▶ **TASK DESCRIPTION**: Copy out all lines of the records in which the word "JSON" appears.

▶ **DATA FOR THIS TASK**:
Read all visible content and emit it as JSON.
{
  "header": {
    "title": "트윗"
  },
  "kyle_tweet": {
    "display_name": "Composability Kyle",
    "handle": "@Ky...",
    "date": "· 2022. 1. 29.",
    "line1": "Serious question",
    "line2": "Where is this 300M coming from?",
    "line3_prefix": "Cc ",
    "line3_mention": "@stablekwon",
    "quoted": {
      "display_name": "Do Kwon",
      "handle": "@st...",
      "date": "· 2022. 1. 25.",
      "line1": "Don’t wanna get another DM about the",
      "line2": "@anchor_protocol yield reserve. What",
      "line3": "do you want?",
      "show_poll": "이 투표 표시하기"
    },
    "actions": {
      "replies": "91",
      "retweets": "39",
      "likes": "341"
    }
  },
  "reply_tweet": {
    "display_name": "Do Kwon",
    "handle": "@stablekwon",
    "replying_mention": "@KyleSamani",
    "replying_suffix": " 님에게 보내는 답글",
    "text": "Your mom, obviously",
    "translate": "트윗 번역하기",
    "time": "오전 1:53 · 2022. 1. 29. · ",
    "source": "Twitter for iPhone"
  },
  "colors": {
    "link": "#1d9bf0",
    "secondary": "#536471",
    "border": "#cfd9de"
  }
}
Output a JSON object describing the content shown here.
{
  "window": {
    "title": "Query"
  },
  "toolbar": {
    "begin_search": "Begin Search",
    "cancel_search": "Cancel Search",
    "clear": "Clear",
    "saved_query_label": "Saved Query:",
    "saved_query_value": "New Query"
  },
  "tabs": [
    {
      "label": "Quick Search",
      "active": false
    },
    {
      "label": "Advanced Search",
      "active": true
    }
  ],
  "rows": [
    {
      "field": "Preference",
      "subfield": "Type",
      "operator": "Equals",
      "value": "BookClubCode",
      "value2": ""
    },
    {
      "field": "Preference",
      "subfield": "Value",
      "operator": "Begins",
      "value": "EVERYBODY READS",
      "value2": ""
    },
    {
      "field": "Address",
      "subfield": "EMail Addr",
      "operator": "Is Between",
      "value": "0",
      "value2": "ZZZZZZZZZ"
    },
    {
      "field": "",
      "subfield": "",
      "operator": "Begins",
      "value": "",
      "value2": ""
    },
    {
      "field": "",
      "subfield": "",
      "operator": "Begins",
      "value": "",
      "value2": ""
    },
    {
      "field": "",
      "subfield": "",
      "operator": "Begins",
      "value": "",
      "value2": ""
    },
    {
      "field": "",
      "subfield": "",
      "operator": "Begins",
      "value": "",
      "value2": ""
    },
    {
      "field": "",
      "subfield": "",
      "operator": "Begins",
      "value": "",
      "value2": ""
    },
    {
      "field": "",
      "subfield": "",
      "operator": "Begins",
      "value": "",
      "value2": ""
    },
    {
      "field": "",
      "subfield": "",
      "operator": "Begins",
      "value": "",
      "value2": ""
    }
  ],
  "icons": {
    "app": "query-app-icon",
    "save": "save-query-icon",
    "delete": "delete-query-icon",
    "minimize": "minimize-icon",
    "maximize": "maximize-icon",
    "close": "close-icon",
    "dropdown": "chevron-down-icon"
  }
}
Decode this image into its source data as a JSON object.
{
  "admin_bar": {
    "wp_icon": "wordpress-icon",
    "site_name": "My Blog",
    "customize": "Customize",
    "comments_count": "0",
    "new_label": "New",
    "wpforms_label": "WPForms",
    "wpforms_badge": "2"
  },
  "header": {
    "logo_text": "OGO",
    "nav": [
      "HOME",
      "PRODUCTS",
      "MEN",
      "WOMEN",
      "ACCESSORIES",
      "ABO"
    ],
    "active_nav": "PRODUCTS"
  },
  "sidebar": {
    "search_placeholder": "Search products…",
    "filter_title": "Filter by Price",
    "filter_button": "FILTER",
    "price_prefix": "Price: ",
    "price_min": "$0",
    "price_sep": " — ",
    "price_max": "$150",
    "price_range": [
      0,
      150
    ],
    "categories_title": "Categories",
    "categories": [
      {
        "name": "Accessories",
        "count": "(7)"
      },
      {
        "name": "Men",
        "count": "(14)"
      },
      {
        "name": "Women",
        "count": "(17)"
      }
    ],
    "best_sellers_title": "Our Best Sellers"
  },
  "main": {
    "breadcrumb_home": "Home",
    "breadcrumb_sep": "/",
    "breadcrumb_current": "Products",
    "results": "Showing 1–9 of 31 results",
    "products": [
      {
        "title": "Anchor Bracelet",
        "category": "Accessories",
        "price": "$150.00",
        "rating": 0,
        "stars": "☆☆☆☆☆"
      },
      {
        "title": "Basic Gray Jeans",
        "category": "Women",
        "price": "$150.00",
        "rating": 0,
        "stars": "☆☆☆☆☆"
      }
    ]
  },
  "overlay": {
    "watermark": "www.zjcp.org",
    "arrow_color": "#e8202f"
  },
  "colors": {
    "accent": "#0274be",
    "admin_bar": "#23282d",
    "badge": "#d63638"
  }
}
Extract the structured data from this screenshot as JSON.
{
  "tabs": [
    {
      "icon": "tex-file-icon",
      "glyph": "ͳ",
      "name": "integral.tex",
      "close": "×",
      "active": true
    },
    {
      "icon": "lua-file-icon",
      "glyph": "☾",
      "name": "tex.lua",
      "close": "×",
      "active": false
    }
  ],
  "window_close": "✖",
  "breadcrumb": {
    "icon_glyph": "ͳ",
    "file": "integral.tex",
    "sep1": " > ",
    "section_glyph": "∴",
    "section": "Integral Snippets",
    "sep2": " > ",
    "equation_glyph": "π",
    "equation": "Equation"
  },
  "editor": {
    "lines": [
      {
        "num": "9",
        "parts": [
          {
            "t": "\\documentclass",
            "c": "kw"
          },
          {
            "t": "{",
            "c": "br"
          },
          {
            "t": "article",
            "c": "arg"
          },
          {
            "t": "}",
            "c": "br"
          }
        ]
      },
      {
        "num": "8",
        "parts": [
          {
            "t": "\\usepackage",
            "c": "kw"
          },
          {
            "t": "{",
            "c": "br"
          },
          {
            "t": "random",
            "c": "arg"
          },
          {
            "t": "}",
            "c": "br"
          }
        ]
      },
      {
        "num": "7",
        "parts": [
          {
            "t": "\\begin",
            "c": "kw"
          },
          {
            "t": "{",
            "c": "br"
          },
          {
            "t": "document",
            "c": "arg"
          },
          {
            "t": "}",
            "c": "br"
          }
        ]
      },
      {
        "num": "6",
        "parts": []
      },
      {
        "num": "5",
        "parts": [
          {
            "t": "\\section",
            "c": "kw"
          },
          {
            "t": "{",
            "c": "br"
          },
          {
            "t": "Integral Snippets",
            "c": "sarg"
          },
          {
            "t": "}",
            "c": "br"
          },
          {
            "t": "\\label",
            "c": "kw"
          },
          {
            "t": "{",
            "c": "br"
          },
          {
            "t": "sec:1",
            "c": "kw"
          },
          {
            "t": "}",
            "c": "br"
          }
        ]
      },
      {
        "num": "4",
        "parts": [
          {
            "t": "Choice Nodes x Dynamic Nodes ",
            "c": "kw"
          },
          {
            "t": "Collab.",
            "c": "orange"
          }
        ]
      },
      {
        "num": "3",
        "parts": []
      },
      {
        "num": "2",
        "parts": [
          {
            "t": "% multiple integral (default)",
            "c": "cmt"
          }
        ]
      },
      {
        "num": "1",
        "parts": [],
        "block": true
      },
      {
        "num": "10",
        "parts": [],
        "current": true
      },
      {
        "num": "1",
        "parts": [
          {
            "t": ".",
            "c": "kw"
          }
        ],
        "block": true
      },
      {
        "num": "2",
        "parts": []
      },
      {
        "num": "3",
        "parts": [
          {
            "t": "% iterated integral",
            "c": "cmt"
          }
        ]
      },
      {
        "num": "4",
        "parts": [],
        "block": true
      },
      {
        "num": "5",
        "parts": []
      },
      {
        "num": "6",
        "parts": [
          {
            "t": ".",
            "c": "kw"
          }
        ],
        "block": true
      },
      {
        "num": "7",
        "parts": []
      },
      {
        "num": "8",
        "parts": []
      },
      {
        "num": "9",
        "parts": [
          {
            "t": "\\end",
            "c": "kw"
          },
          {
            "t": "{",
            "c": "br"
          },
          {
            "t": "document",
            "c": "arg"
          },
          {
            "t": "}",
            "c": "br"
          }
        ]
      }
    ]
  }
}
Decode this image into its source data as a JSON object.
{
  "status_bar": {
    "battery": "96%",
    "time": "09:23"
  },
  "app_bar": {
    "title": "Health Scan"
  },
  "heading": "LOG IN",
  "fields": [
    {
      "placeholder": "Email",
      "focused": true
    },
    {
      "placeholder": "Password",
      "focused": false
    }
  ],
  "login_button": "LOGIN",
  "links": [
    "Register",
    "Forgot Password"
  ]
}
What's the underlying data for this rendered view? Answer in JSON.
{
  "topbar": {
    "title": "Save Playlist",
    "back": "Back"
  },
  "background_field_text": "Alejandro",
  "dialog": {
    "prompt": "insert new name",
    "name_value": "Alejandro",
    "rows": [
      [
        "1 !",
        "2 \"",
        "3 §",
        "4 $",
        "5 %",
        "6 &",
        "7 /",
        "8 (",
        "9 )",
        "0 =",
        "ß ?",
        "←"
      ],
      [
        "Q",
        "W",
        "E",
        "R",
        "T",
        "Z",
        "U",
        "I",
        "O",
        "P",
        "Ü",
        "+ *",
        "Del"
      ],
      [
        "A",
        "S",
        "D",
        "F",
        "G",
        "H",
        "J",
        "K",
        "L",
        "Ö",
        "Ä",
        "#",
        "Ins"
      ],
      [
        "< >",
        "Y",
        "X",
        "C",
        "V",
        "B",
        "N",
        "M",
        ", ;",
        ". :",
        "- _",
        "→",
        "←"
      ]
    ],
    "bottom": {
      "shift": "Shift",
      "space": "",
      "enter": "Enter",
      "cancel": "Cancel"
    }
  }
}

▶ **RESULT OF THE TASK**:
Read all visible content and emit it as JSON.
Output a JSON object describing the content shown here.
Decode this image into its source data as a JSON object.
Extract the structured data from this screenshot as JSON.
Decode this image into its source data as a JSON object.
What's the underlying data for this rendered view? Answer in JSON.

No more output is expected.